◆ **What you should do**:
Sort through the data and copy the lines holding the word "this".

# # #

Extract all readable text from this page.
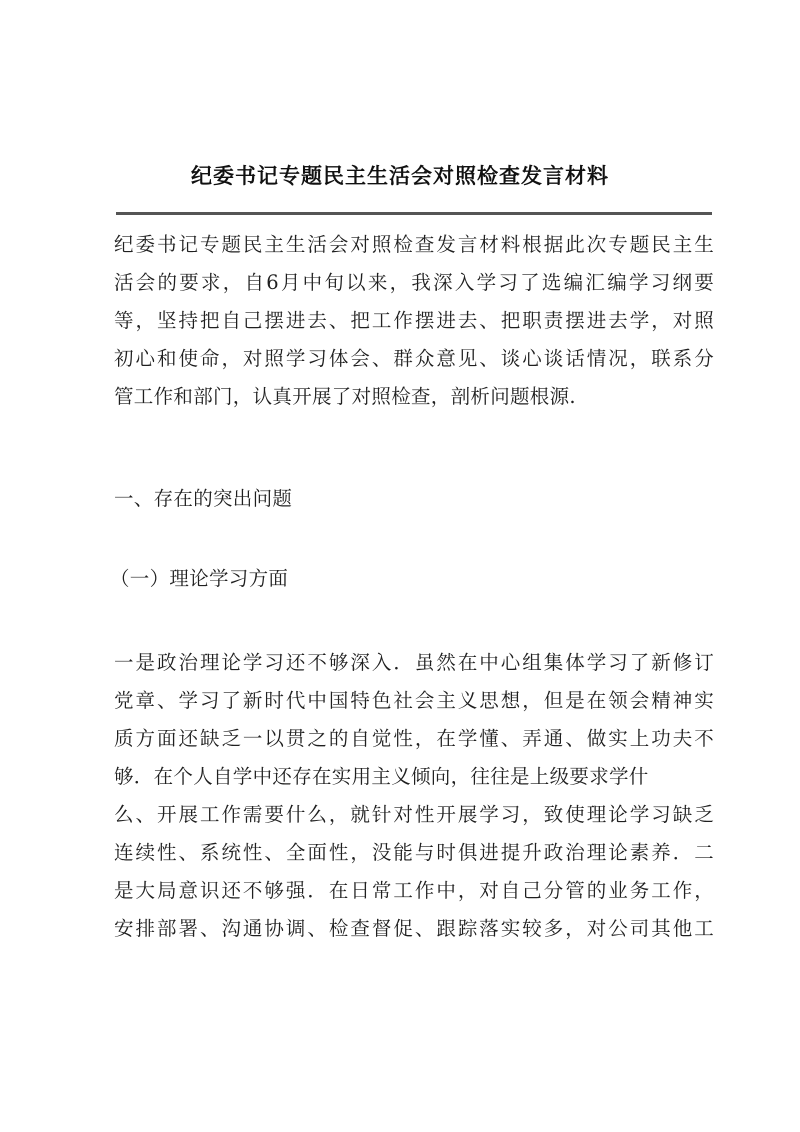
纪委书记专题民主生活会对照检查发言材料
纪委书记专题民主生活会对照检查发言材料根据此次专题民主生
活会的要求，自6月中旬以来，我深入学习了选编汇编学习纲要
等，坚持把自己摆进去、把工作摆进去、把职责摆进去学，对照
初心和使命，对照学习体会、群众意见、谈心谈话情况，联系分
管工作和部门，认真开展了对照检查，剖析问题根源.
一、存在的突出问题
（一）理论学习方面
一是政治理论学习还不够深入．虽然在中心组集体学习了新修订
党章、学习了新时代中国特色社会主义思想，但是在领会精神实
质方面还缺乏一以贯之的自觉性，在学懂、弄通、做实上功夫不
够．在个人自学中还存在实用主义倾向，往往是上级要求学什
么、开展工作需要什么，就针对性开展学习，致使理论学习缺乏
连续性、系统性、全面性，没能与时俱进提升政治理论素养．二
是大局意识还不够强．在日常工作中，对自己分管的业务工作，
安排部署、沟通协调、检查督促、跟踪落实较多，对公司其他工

# # #

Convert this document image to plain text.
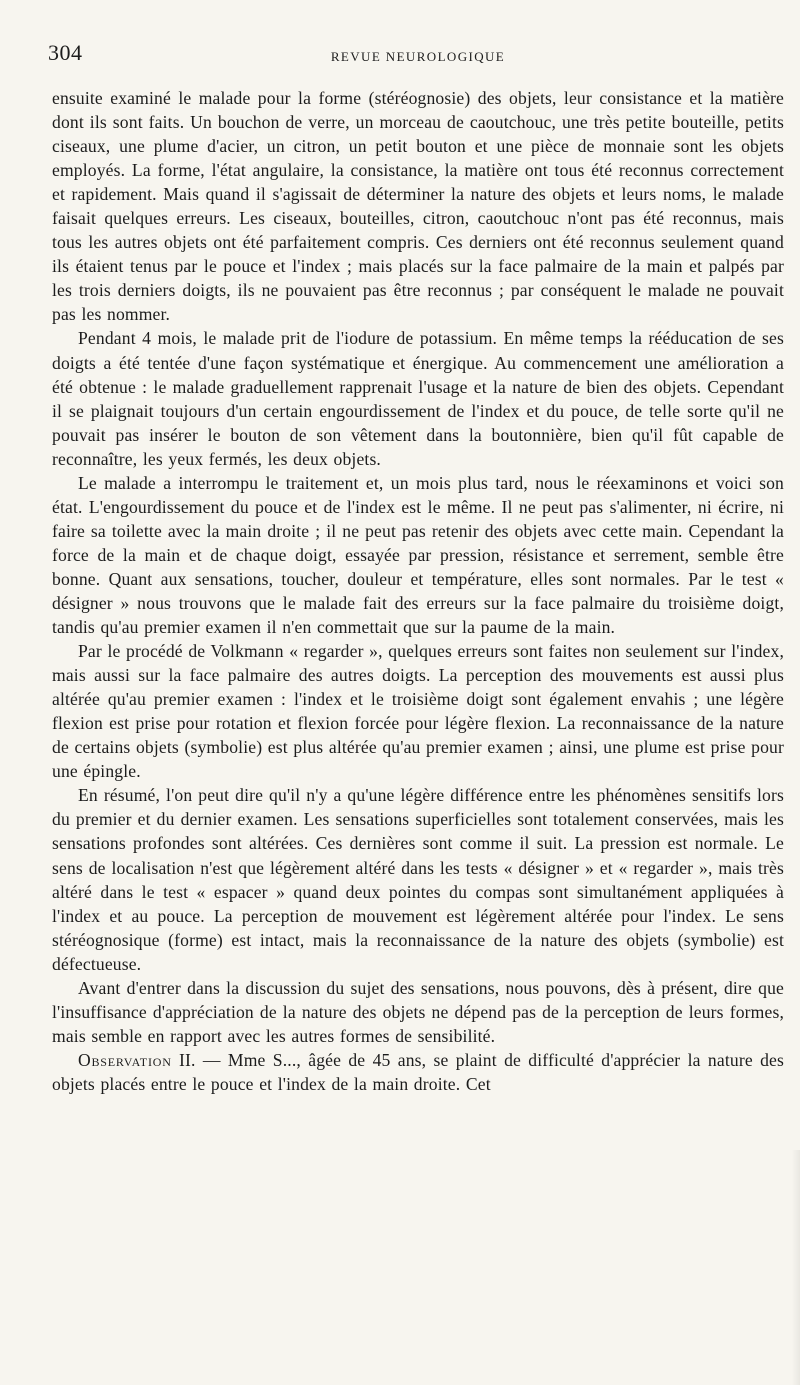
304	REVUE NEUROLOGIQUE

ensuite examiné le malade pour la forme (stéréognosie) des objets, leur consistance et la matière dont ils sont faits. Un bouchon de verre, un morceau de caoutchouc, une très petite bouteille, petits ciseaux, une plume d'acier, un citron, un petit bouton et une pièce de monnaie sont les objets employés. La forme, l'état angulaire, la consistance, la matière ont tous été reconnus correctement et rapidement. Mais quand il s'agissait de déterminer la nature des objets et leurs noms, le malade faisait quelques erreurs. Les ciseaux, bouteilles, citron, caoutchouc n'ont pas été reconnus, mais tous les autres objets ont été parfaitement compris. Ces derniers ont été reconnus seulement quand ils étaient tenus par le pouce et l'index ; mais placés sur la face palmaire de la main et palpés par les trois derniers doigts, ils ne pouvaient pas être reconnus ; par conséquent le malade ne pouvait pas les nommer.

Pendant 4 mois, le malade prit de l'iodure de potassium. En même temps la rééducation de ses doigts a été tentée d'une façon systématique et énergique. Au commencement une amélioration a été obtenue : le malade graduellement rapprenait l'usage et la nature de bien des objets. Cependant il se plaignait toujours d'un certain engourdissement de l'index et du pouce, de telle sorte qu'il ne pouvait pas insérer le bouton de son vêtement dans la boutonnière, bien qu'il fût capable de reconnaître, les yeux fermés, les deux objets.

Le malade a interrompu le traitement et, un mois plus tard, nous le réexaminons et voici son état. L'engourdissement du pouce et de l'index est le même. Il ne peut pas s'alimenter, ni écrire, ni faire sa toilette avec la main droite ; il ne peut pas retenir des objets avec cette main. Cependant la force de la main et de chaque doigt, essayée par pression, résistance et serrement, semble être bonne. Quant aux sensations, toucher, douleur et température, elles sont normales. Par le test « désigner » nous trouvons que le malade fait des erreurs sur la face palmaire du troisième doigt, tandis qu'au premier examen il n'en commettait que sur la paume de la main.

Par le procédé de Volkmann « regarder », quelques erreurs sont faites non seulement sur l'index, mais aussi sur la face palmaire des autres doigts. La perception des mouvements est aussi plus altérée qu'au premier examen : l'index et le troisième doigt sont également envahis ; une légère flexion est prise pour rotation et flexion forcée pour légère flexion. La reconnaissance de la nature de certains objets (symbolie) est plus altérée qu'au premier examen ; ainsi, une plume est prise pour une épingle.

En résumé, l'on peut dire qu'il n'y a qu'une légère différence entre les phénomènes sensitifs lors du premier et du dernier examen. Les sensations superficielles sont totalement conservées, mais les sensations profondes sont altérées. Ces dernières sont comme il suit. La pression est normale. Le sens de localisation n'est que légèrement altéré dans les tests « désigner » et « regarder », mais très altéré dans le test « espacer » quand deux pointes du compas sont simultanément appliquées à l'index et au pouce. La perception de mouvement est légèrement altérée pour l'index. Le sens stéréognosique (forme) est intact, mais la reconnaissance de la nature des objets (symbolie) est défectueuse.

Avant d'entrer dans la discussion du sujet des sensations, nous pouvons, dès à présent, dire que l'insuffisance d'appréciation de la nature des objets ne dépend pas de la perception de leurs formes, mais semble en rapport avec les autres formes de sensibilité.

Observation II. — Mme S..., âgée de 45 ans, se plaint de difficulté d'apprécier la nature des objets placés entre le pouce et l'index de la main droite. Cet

# # #

◆ **Answer to the exercise**:
Extract all readable text from this page.
Convert this document image to plain text.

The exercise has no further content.